Challenge – Transcribe all the records exactly and omit any images they hold.

** Start of Working data **

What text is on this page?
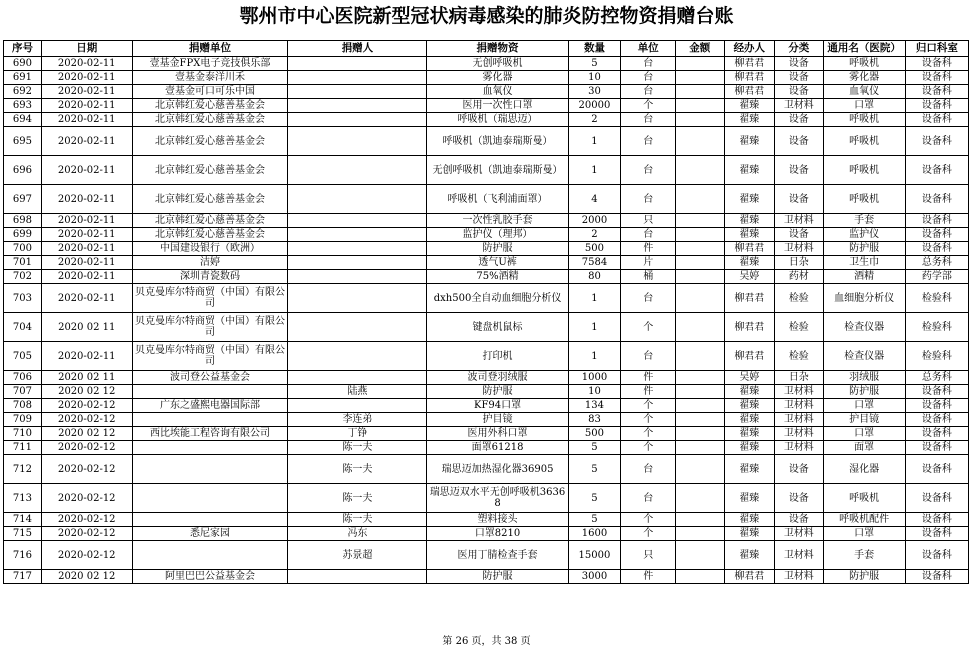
鄂州市中心医院新型冠状病毒感染的肺炎防控物资捐赠台账
序号	日期	捐赠单位	捐赠人	捐赠物资	数量	单位	金额	经办人	分类	通用名（医院）	归口科室
690	2020-02-11	壹基金FPX电子竞技俱乐部		无创呼吸机	5	台		柳君君	设备	呼吸机	设备科
691	2020-02-11	壹基金泰洋川禾		雾化器	10	台		柳君君	设备	雾化器	设备科
692	2020-02-11	壹基金可口可乐中国		血氧仪	30	台		柳君君	设备	血氧仪	设备科
693	2020-02-11	北京韩红爱心慈善基金会		医用一次性口罩	20000	个		翟臻	卫材料	口罩	设备科
694	2020-02-11	北京韩红爱心慈善基金会		呼吸机（瑞思迈）	2	台		翟臻	设备	呼吸机	设备科
695	2020-02-11	北京韩红爱心慈善基金会		呼吸机（凯迪泰瑞斯曼）	1	台		翟臻	设备	呼吸机	设备科
696	2020-02-11	北京韩红爱心慈善基金会		无创呼吸机（凯迪泰瑞斯曼）	1	台		翟臻	设备	呼吸机	设备科
697	2020-02-11	北京韩红爱心慈善基金会		呼吸机（飞利浦面罩）	4	台		翟臻	设备	呼吸机	设备科
698	2020-02-11	北京韩红爱心慈善基金会		一次性乳胶手套	2000	只		翟臻	卫材料	手套	设备科
699	2020-02-11	北京韩红爱心慈善基金会		监护仪（理邦）	2	台		翟臻	设备	监护仪	设备科
700	2020-02-11	中国建设银行（欧洲）		防护服	500	件		柳君君	卫材料	防护服	设备科
701	2020-02-11	洁婷		透气U裤	7584	片		翟臻	日杂	卫生巾	总务科
702	2020-02-11	深圳青瓷数码		75%酒精	80	桶		吴婷	药材	酒精	药学部
703	2020-02-11	贝克曼库尔特商贸（中国）有限公司		dxh500全自动血细胞分析仪	1	台		柳君君	检验	血细胞分析仪	检验科
704	2020 02 11	贝克曼库尔特商贸（中国）有限公司		键盘机鼠标	1	个		柳君君	检验	检查仪器	检验科
705	2020-02-11	贝克曼库尔特商贸（中国）有限公司		打印机	1	台		柳君君	检验	检查仪器	检验科
706	2020 02 11	波司登公益基金会		波司登羽绒服	1000	件		吴婷	日杂	羽绒服	总务科
707	2020 02 12		陆燕	防护服	10	件		翟臻	卫材料	防护服	设备科
708	2020-02-12	广东之盛熙电器国际部		KF94口罩	134	个		翟臻	卫材料	口罩	设备科
709	2020-02-12		李连弟	护目镜	83	个		翟臻	卫材料	护目镜	设备科
710	2020 02 12	西比埃能工程咨询有限公司	丁铮	医用外科口罩	500	个		翟臻	卫材料	口罩	设备科
711	2020-02-12		陈一夫	面罩61218	5	个		翟臻	卫材料	面罩	设备科
712	2020-02-12		陈一夫	瑞思迈加热湿化器36905	5	台		翟臻	设备	湿化器	设备科
713	2020-02-12		陈一夫	瑞思迈双水平无创呼吸机36368	5	台		翟臻	设备	呼吸机	设备科
714	2020-02-12		陈一夫	塑料接头	5	个		翟臻	设备	呼吸机配件	设备科
715	2020-02-12	悉尼家园	冯东	口罩8210	1600	个		翟臻	卫材料	口罩	设备科
716	2020-02-12		苏景超	医用丁腈检查手套	15000	只		翟臻	卫材料	手套	设备科
717	2020 02 12	阿里巴巴公益基金会		防护服	3000	件		柳君君	卫材料	防护服	设备科
第 26 页，共 38 页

** End of Working data **

Final result –
What text is on this page?
鄂州市中心医院新型冠状病毒感染的肺炎防控物资捐赠台账
序号	日期	捐赠单位	捐赠人	捐赠物资	数量	单位	金额	经办人	分类	通用名（医院）	归口科室
690	2020-02-11	壹基金FPX电子竞技俱乐部		无创呼吸机	5	台		柳君君	设备	呼吸机	设备科
691	2020-02-11	壹基金泰洋川禾		雾化器	10	台		柳君君	设备	雾化器	设备科
692	2020-02-11	壹基金可口可乐中国		血氧仪	30	台		柳君君	设备	血氧仪	设备科
693	2020-02-11	北京韩红爱心慈善基金会		医用一次性口罩	20000	个		翟臻	卫材料	口罩	设备科
694	2020-02-11	北京韩红爱心慈善基金会		呼吸机（瑞思迈）	2	台		翟臻	设备	呼吸机	设备科
695	2020-02-11	北京韩红爱心慈善基金会		呼吸机（凯迪泰瑞斯曼）	1	台		翟臻	设备	呼吸机	设备科
696	2020-02-11	北京韩红爱心慈善基金会		无创呼吸机（凯迪泰瑞斯曼）	1	台		翟臻	设备	呼吸机	设备科
697	2020-02-11	北京韩红爱心慈善基金会		呼吸机（飞利浦面罩）	4	台		翟臻	设备	呼吸机	设备科
698	2020-02-11	北京韩红爱心慈善基金会		一次性乳胶手套	2000	只		翟臻	卫材料	手套	设备科
699	2020-02-11	北京韩红爱心慈善基金会		监护仪（理邦）	2	台		翟臻	设备	监护仪	设备科
700	2020-02-11	中国建设银行（欧洲）		防护服	500	件		柳君君	卫材料	防护服	设备科
701	2020-02-11	洁婷		透气U裤	7584	片		翟臻	日杂	卫生巾	总务科
702	2020-02-11	深圳青瓷数码		75%酒精	80	桶		吴婷	药材	酒精	药学部
703	2020-02-11	贝克曼库尔特商贸（中国）有限公司		dxh500全自动血细胞分析仪	1	台		柳君君	检验	血细胞分析仪	检验科
704	2020 02 11	贝克曼库尔特商贸（中国）有限公司		键盘机鼠标	1	个		柳君君	检验	检查仪器	检验科
705	2020-02-11	贝克曼库尔特商贸（中国）有限公司		打印机	1	台		柳君君	检验	检查仪器	检验科
706	2020 02 11	波司登公益基金会		波司登羽绒服	1000	件		吴婷	日杂	羽绒服	总务科
707	2020 02 12		陆燕	防护服	10	件		翟臻	卫材料	防护服	设备科
708	2020-02-12	广东之盛熙电器国际部		KF94口罩	134	个		翟臻	卫材料	口罩	设备科
709	2020-02-12		李连弟	护目镜	83	个		翟臻	卫材料	护目镜	设备科
710	2020 02 12	西比埃能工程咨询有限公司	丁铮	医用外科口罩	500	个		翟臻	卫材料	口罩	设备科
711	2020-02-12		陈一夫	面罩61218	5	个		翟臻	卫材料	面罩	设备科
712	2020-02-12		陈一夫	瑞思迈加热湿化器36905	5	台		翟臻	设备	湿化器	设备科
713	2020-02-12		陈一夫	瑞思迈双水平无创呼吸机36368	5	台		翟臻	设备	呼吸机	设备科
714	2020-02-12		陈一夫	塑料接头	5	个		翟臻	设备	呼吸机配件	设备科
715	2020-02-12	悉尼家园	冯东	口罩8210	1600	个		翟臻	卫材料	口罩	设备科
716	2020-02-12		苏景超	医用丁腈检查手套	15000	只		翟臻	卫材料	手套	设备科
717	2020 02 12	阿里巴巴公益基金会		防护服	3000	件		柳君君	卫材料	防护服	设备科
第 26 页，共 38 页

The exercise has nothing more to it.